Data extracted from a collection
* * *
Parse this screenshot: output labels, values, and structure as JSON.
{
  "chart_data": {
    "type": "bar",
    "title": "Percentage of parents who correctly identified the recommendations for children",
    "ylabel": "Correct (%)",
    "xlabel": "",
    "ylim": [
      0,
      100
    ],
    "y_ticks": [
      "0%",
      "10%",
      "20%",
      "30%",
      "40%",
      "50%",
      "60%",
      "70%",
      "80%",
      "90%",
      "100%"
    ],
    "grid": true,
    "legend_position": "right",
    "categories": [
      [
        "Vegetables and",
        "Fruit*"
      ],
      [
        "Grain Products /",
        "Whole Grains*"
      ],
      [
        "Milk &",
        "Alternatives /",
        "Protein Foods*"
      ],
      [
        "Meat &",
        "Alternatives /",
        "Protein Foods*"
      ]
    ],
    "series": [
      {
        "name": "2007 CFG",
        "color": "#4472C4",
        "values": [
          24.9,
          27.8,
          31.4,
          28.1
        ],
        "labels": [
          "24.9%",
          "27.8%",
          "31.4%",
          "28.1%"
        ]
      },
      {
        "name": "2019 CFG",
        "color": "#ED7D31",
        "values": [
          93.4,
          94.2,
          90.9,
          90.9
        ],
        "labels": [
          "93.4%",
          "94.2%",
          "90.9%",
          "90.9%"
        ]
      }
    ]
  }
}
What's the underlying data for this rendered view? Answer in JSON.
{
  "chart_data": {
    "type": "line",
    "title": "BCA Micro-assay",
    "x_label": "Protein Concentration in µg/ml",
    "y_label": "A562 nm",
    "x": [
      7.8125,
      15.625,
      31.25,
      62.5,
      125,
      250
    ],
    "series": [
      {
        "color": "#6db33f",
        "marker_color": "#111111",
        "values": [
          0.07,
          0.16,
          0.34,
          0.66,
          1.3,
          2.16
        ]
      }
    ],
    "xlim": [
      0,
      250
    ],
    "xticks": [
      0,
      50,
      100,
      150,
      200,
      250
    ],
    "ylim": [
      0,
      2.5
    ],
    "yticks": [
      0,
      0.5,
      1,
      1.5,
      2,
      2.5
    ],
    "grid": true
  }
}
* * *
Task goal: Copy every line of the data that holds the string "this".

Solution to the exercise:
Parse this screenshot: output labels, values, and structure as JSON.
What's the underlying data for this rendered view? Answer in JSON.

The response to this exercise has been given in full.